Copy every line of the records below exactly, leaving out the pictures.
——————————
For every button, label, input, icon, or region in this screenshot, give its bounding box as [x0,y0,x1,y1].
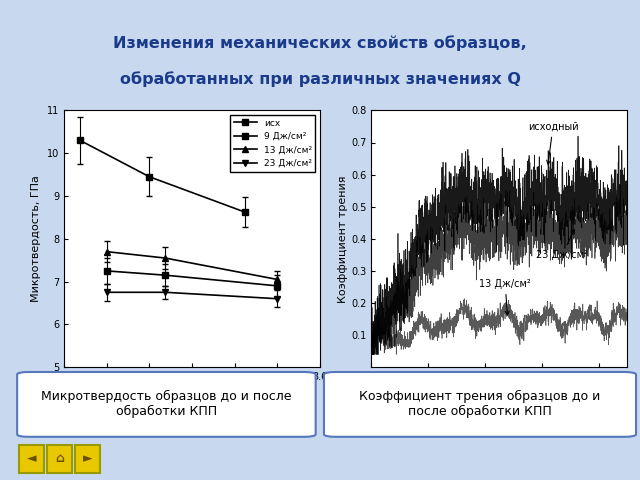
FancyBboxPatch shape [75,445,100,472]
Y-axis label: Коэффициент трения: Коэффициент трения [338,175,348,302]
FancyBboxPatch shape [19,445,44,472]
FancyBboxPatch shape [47,445,72,472]
Text: 13 Дж/см²: 13 Дж/см² [479,279,531,315]
X-axis label: Длина пути трения, м: Длина пути трения, м [435,388,564,397]
Text: обработанных при различных значениях Q: обработанных при различных значениях Q [120,71,520,87]
FancyBboxPatch shape [17,372,316,437]
FancyBboxPatch shape [324,372,636,437]
Y-axis label: Микротвердость, ГПа: Микротвердость, ГПа [31,175,42,302]
Legend: исх, 9 Дж/см², 13 Дж/см², 23 Дж/см²: исх, 9 Дж/см², 13 Дж/см², 23 Дж/см² [230,115,316,172]
Text: Изменения механических свойств образцов,: Изменения механических свойств образцов, [113,36,527,51]
Text: 23 Дж/см²: 23 Дж/см² [536,229,588,260]
Text: ◄: ◄ [27,452,36,465]
X-axis label: Глубина индентирования, мкм: Глубина индентирования, мкм [101,388,283,397]
Text: ►: ► [83,452,92,465]
Text: ⌂: ⌂ [55,452,64,465]
Text: Микротвердость образцов до и после
обработки КПП: Микротвердость образцов до и после обраб… [41,390,292,419]
Text: исходный: исходный [527,121,579,164]
Text: Коэффициент трения образцов до и
после обработки КПП: Коэффициент трения образцов до и после о… [360,390,600,419]
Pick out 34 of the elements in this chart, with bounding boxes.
——————————
The output
For every button, label, input, icon, or region in this screenshot, give its bounding box as [x0,y0,x1,y1].
FancyBboxPatch shape [75,445,100,472]
Y-axis label: Коэффициент трения: Коэффициент трения [338,175,348,302]
FancyBboxPatch shape [19,445,44,472]
FancyBboxPatch shape [47,445,72,472]
Text: 13 Дж/см²: 13 Дж/см² [479,279,531,315]
X-axis label: Длина пути трения, м: Длина пути трения, м [435,388,564,397]
Text: обработанных при различных значениях Q: обработанных при различных значениях Q [120,71,520,87]
FancyBboxPatch shape [17,372,316,437]
FancyBboxPatch shape [324,372,636,437]
Y-axis label: Микротвердость, ГПа: Микротвердость, ГПа [31,175,42,302]
Legend: исх, 9 Дж/см², 13 Дж/см², 23 Дж/см²: исх, 9 Дж/см², 13 Дж/см², 23 Дж/см² [230,115,316,172]
Text: Изменения механических свойств образцов,: Изменения механических свойств образцов, [113,36,527,51]
Text: 23 Дж/см²: 23 Дж/см² [536,229,588,260]
Text: ◄: ◄ [27,452,36,465]
X-axis label: Глубина индентирования, мкм: Глубина индентирования, мкм [101,388,283,397]
Text: ►: ► [83,452,92,465]
Text: ⌂: ⌂ [55,452,64,465]
Text: Микротвердость образцов до и после
обработки КПП: Микротвердость образцов до и после обраб… [41,390,292,419]
Text: исходный: исходный [527,121,579,164]
Text: Коэффициент трения образцов до и
после обработки КПП: Коэффициент трения образцов до и после о… [360,390,600,419]
Pick out 34 of the elements in this chart, with bounding boxes.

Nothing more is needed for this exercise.